> [GIVEN REQUEST]:
Gather every line in the records below that contains the word "this".

> [DATA TO USE]:
↓↓↓
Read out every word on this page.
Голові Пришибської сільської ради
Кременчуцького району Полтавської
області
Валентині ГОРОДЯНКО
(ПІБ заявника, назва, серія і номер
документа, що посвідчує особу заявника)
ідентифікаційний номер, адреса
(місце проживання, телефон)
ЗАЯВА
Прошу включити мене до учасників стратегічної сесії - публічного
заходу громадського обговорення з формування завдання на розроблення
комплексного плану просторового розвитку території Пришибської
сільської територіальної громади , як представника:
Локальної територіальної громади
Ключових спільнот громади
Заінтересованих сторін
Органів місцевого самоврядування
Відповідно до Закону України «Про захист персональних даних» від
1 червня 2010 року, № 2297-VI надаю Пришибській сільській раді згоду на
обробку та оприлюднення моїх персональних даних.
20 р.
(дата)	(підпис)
↑↑↑
↓↓↓
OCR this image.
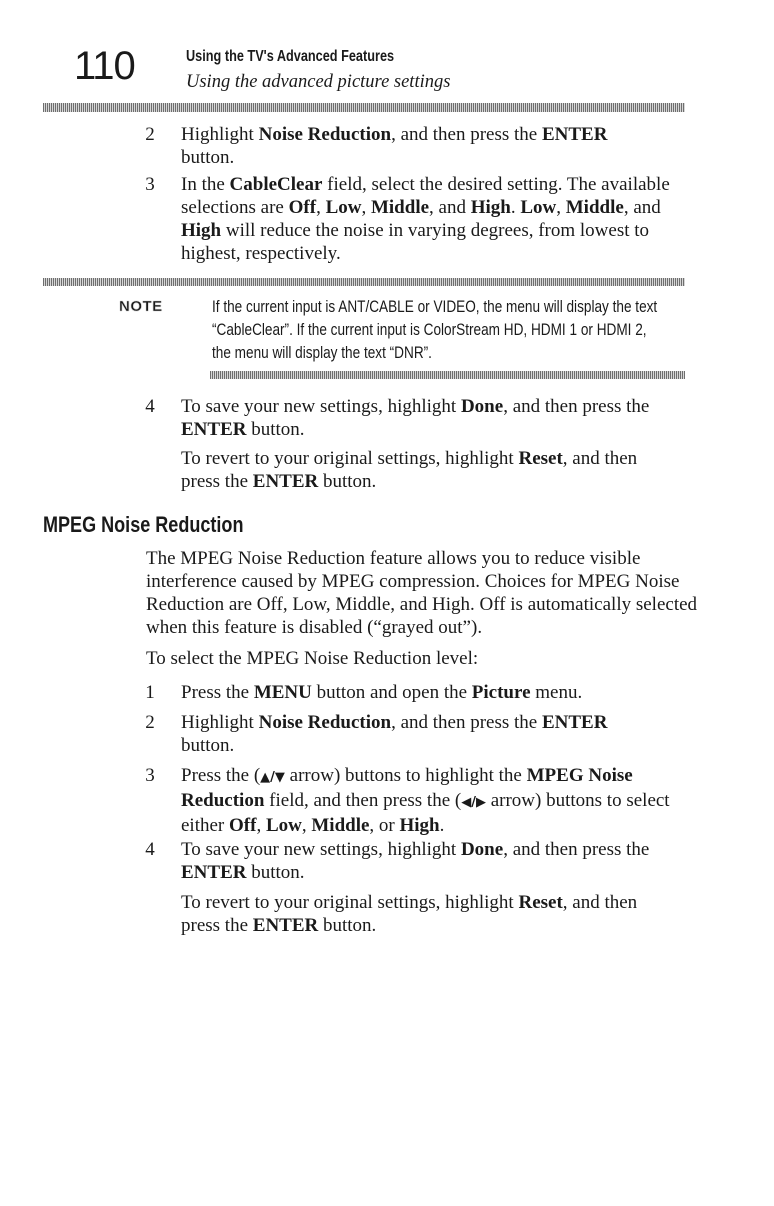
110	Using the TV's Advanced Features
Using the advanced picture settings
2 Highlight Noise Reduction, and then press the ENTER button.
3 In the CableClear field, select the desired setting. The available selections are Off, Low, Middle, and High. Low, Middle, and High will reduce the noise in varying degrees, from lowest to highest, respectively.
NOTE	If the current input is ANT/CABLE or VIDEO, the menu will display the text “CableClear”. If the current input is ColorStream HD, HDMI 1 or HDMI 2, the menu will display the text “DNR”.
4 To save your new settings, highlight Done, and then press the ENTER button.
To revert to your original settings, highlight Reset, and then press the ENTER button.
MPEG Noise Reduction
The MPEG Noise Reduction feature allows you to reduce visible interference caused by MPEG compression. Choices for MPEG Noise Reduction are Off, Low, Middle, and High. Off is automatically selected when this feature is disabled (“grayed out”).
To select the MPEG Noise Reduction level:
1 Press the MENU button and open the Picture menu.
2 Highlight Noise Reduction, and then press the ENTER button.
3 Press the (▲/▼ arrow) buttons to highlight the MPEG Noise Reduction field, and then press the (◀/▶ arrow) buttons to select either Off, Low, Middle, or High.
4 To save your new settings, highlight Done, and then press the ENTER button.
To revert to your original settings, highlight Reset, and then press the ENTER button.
↑↑↑
> [ANSWER FOR THE TASK]:
Read out every word on this page.
OCR this image.
The MPEG Noise Reduction feature allows you to reduce visible interference caused by MPEG compression. Choices for MPEG Noise Reduction are Off, Low, Middle, and High. Off is automatically selected when this feature is disabled (“grayed out”).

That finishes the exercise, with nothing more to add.